• _WRITTEN REQUEST_: Note each line of the listing that contains the string "decision", and copy it.
— Start SUPPLIED MATERIAL —
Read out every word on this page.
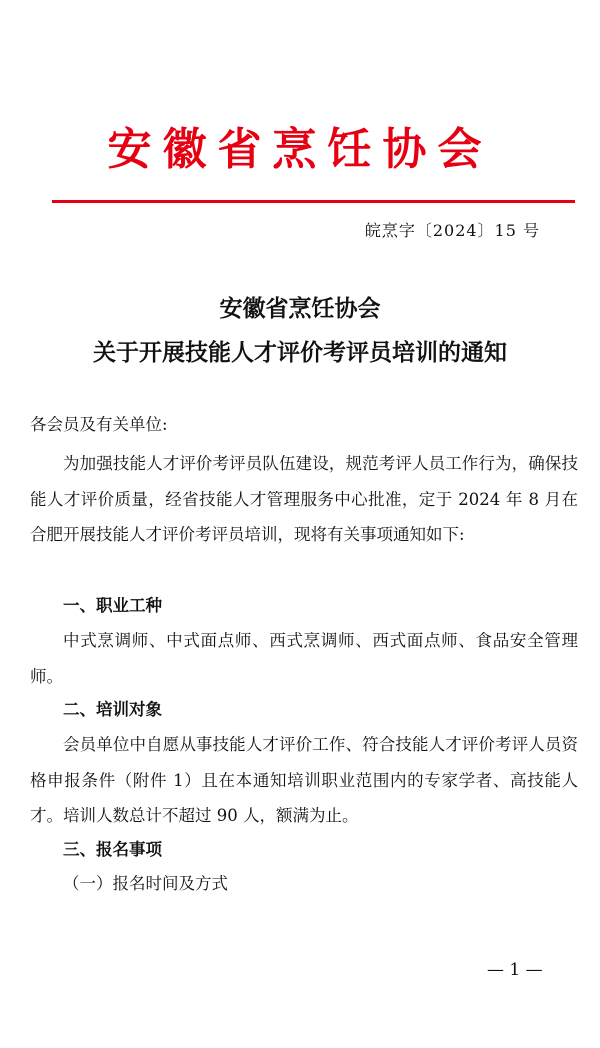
安徽省烹饪协会
皖烹字〔2024〕15 号
安徽省烹饪协会
关于开展技能人才评价考评员培训的通知

各会员及有关单位:

为加强技能人才评价考评员队伍建设，规范考评人员工作行为，确保技能人才评价质量，经省技能人才管理服务中心批准，定于 2024 年 8 月在合肥开展技能人才评价考评员培训，现将有关事项通知如下:

一、职业工种

中式烹调师、中式面点师、西式烹调师、西式面点师、食品安全管理师。

二、培训对象

会员单位中自愿从事技能人才评价工作、符合技能人才评价考评人员资格申报条件（附件 1）且在本通知培训职业范围内的专家学者、高技能人才。培训人数总计不超过 90 人，额满为止。

三、报名事项

（一）报名时间及方式

— 1 —
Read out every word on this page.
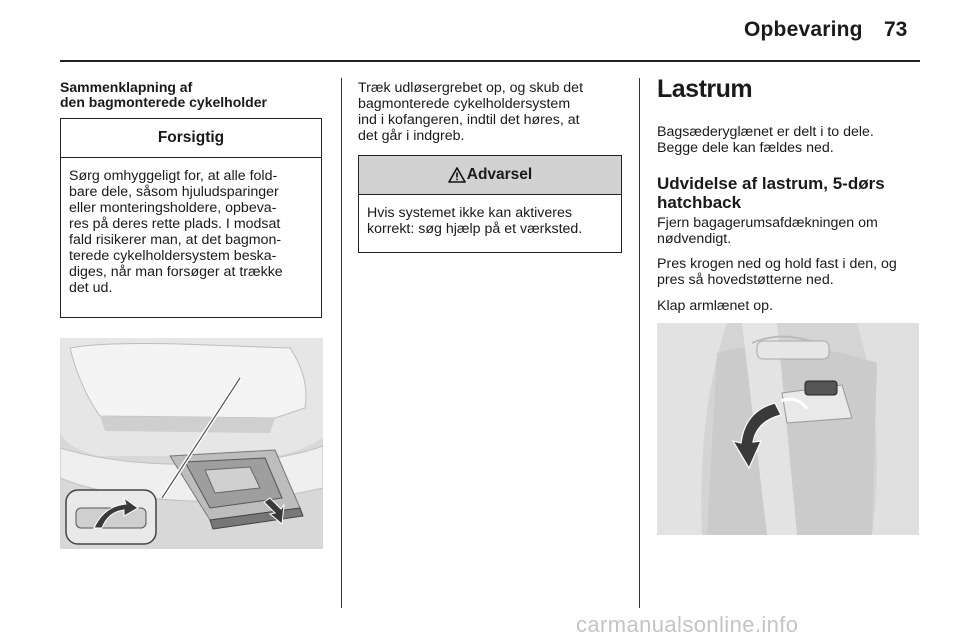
Opbevaring 73
Sammenklapning af
den bagmonterede cykelholder
Forsigtig
Sørg omhyggeligt for, at alle fold-
bare dele, såsom hjuludsparinger
eller monteringsholdere, opbeva-
res på deres rette plads. I modsat
fald risikerer man, at det bagmon-
terede cykelholdersystem beska-
diges, når man forsøger at trække
det ud.
Træk udløsergrebet op, og skub det
bagmonterede cykelholdersystem
ind i kofangeren, indtil det høres, at
det går i indgreb.
Advarsel
Hvis systemet ikke kan aktiveres
korrekt: søg hjælp på et værksted.
Lastrum
Bagsæderyglænet er delt i to dele.
Begge dele kan fældes ned.
Udvidelse af lastrum, 5-dørs
hatchback
Fjern bagagerumsafdækningen om
nødvendigt.
Pres krogen ned og hold fast i den, og
pres så hovedstøtterne ned.
Klap armlænet op.
carmanualsonline.info
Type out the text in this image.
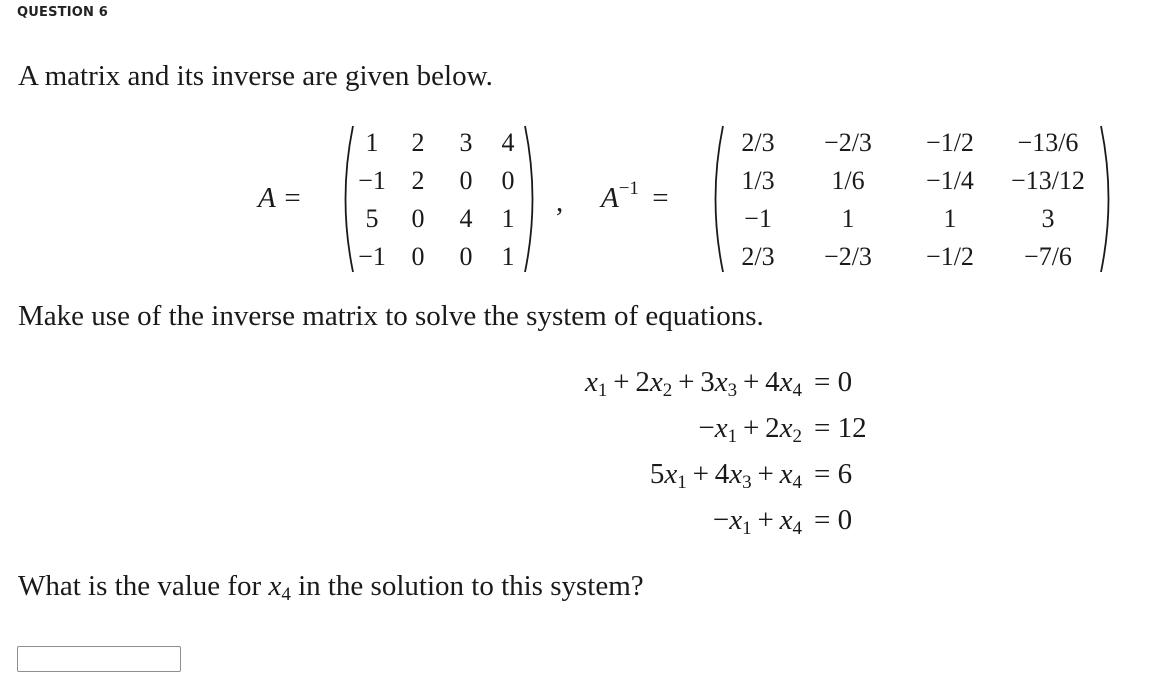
QUESTION 6
A matrix and its inverse are given below.
A =
1	2	3	4
−1	2	0	0
5	0	4	1
−1	0	0	1
, $A^{-1}$ =
2/3	−2/3	−1/2	−13/6
1/3	1/6	−1/4	−13/12
−1	1	1	3
2/3	−2/3	−1/2	−7/6
Make use of the inverse matrix to solve the system of equations.
$x_1 + 2x_2 + 3x_3 + 4x_4 = 0$
$-x_1 + 2x_2 = 12$
$5x_1 + 4x_3 + x_4 = 6$
$-x_1 + x_4 = 0$
What is the value for $x_4$ in the solution to this system?
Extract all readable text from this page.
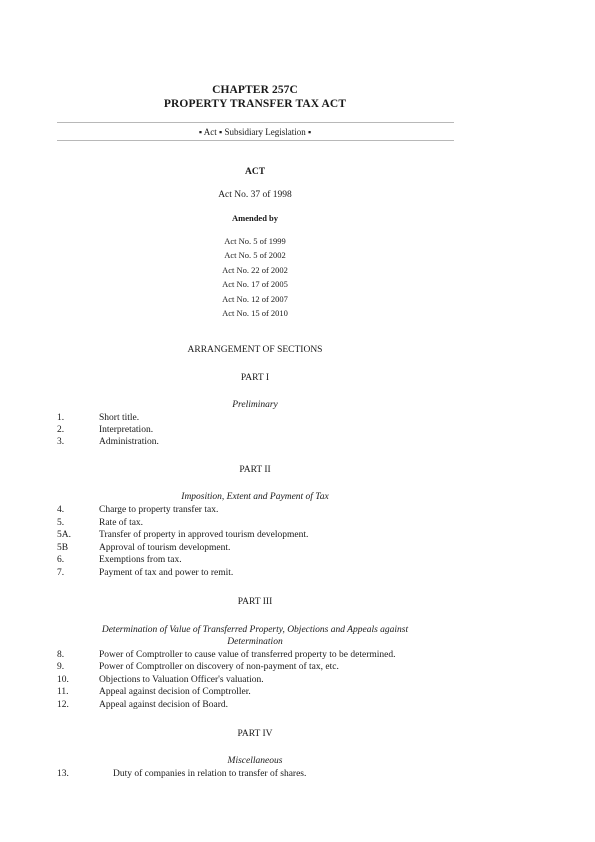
CHAPTER 257C
PROPERTY TRANSFER TAX ACT
▪ Act ▪ Subsidiary Legislation ▪
ACT
Act No. 37 of 1998
Amended by
Act No. 5 of 1999
Act No. 5 of 2002
Act No. 22 of 2002
Act No. 17 of 2005
Act No. 12 of 2007
Act No. 15 of 2010
ARRANGEMENT OF SECTIONS
PART I
Preliminary
1.	Short title.
2.	Interpretation.
3.	Administration.
PART II
Imposition, Extent and Payment of Tax
4.	Charge to property transfer tax.
5.	Rate of tax.
5A.	Transfer of property in approved tourism development.
5B	Approval of tourism development.
6.	Exemptions from tax.
7.	Payment of tax and power to remit.
PART III
Determination of Value of Transferred Property, Objections and Appeals against
Determination
8.	Power of Comptroller to cause value of transferred property to be determined.
9.	Power of Comptroller on discovery of non-payment of tax, etc.
10.	Objections to Valuation Officer's valuation.
11.	Appeal against decision of Comptroller.
12.	Appeal against decision of Board.
PART IV
Miscellaneous
13.	Duty of companies in relation to transfer of shares.
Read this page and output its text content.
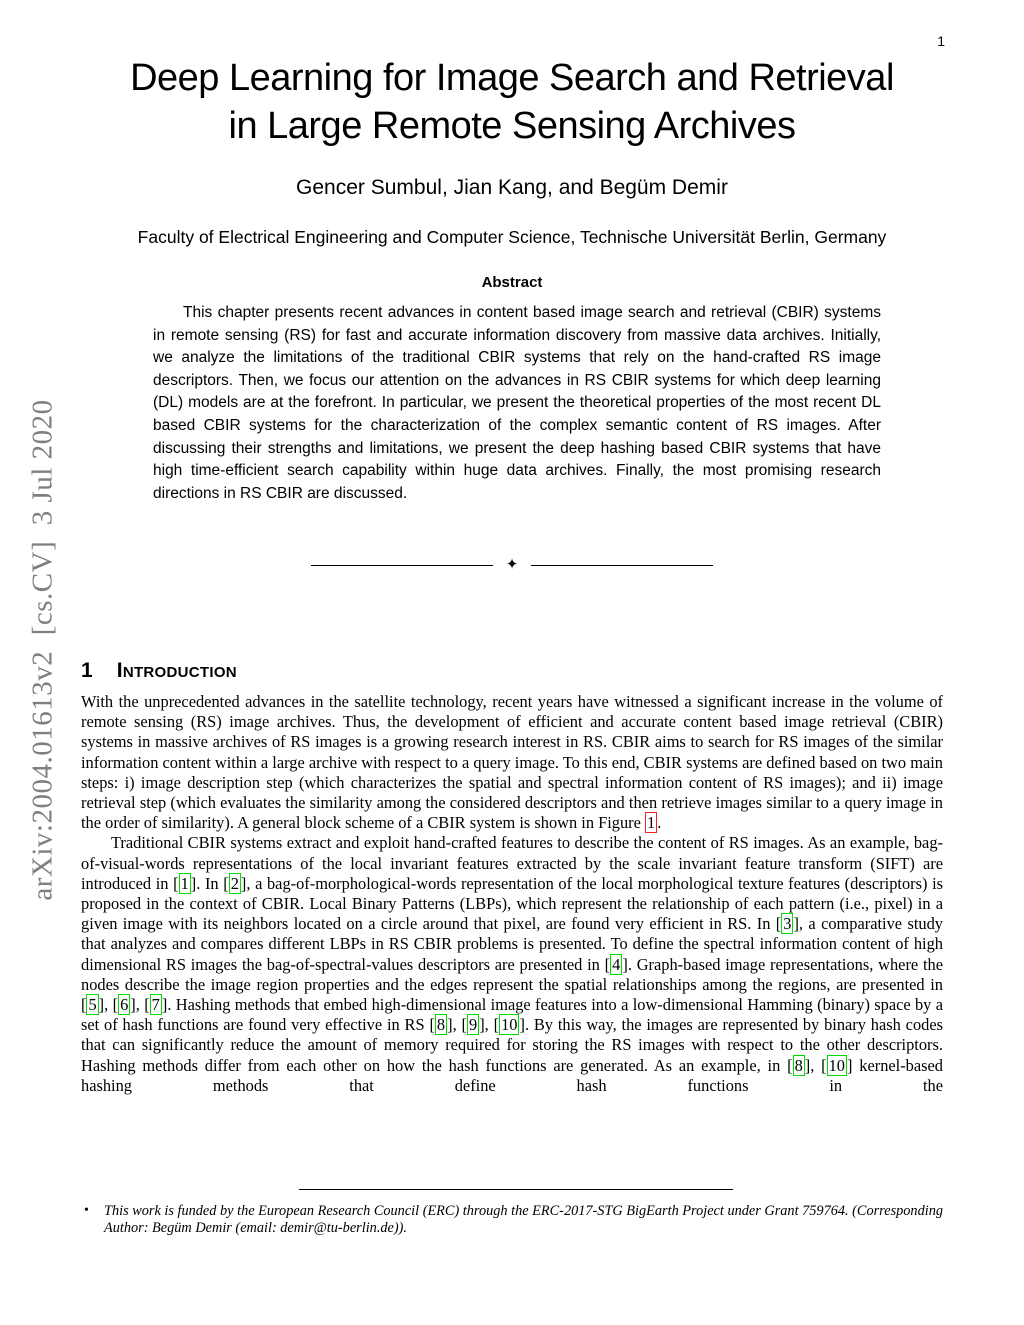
arXiv:2004.01613v2  [cs.CV]  3 Jul 2020
1
Deep Learning for Image Search and Retrieval
in Large Remote Sensing Archives
Gencer Sumbul, Jian Kang, and Begüm Demir
Faculty of Electrical Engineering and Computer Science, Technische Universität Berlin, Germany
Abstract
This chapter presents recent advances in content based image search and retrieval (CBIR) systems in remote sensing (RS) for fast and accurate information discovery from massive data archives. Initially, we analyze the limitations of the traditional CBIR systems that rely on the hand-crafted RS image descriptors. Then, we focus our attention on the advances in RS CBIR systems for which deep learning (DL) models are at the forefront. In particular, we present the theoretical properties of the most recent DL based CBIR systems for the characterization of the complex semantic content of RS images. After discussing their strengths and limitations, we present the deep hashing based CBIR systems that have high time-efficient search capability within huge data archives. Finally, the most promising research directions in RS CBIR are discussed.
✦
1 Introduction

With the unprecedented advances in the satellite technology, recent years have witnessed a significant increase in the volume of remote sensing (RS) image archives. Thus, the development of efficient and accurate content based image retrieval (CBIR) systems in massive archives of RS images is a growing research interest in RS. CBIR aims to search for RS images of the similar information content within a large archive with respect to a query image. To this end, CBIR systems are defined based on two main steps: i) image description step (which characterizes the spatial and spectral information content of RS images); and ii) image retrieval step (which evaluates the similarity among the considered descriptors and then retrieve images similar to a query image in the order of similarity). A general block scheme of a CBIR system is shown in Figure 1 .

Traditional CBIR systems extract and exploit hand-crafted features to describe the content of RS images. As an example, bag-of-visual-words representations of the local invariant features extracted by the scale invariant feature transform (SIFT) are introduced in [ 1 ]. In [ 2 ], a bag-of-morphological-words representation of the local morphological texture features (descriptors) is proposed in the context of CBIR. Local Binary Patterns (LBPs), which represent the relationship of each pattern (i.e., pixel) in a given image with its neighbors located on a circle around that pixel, are found very efficient in RS. In [ 3 ], a comparative study that analyzes and compares different LBPs in RS CBIR problems is presented. To define the spectral information content of high dimensional RS images the bag-of-spectral-values descriptors are presented in [ 4 ]. Graph-based image representations, where the nodes describe the image region properties and the edges represent the spatial relationships among the regions, are presented in [ 5 ], [ 6 ], [ 7 ]. Hashing methods that embed high-dimensional image features into a low-dimensional Hamming (binary) space by a set of hash functions are found very effective in RS [ 8 ], [ 9 ], [ 10 ]. By this way, the images are represented by binary hash codes that can significantly reduce the amount of memory required for storing the RS images with respect to the other descriptors. Hashing methods differ from each other on how the hash functions are generated. As an example, in [ 8 ], [ 10 ] kernel-based hashing methods that define hash functions in the

• This work is funded by the European Research Council (ERC) through the ERC-2017-STG BigEarth Project under Grant 759764. (Corresponding Author: Begüm Demir (email: demir@tu-berlin.de)).
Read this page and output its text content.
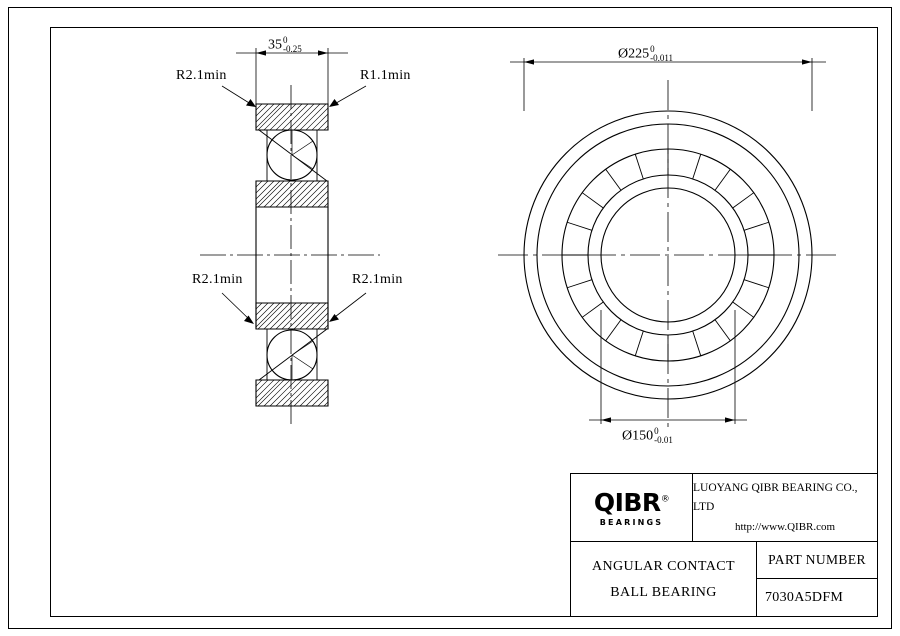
35 0
-0.25
R2.1min	R1.1min
R2.1min	R2.1min
Ø225 0
-0.011
Ø150 0
-0.01
QIBR®
BEARINGS
LUOYANG QIBR BEARING CO., LTD
http://www.QIBR.com
ANGULAR CONTACT
BALL BEARING
PART NUMBER
7030A5DFM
— End SUPPLIED MATERIAL —
• _SOLUTION TO THIS TASK_:
11.	Appeal against decision of Comptroller.
12.	Appeal against decision of Board.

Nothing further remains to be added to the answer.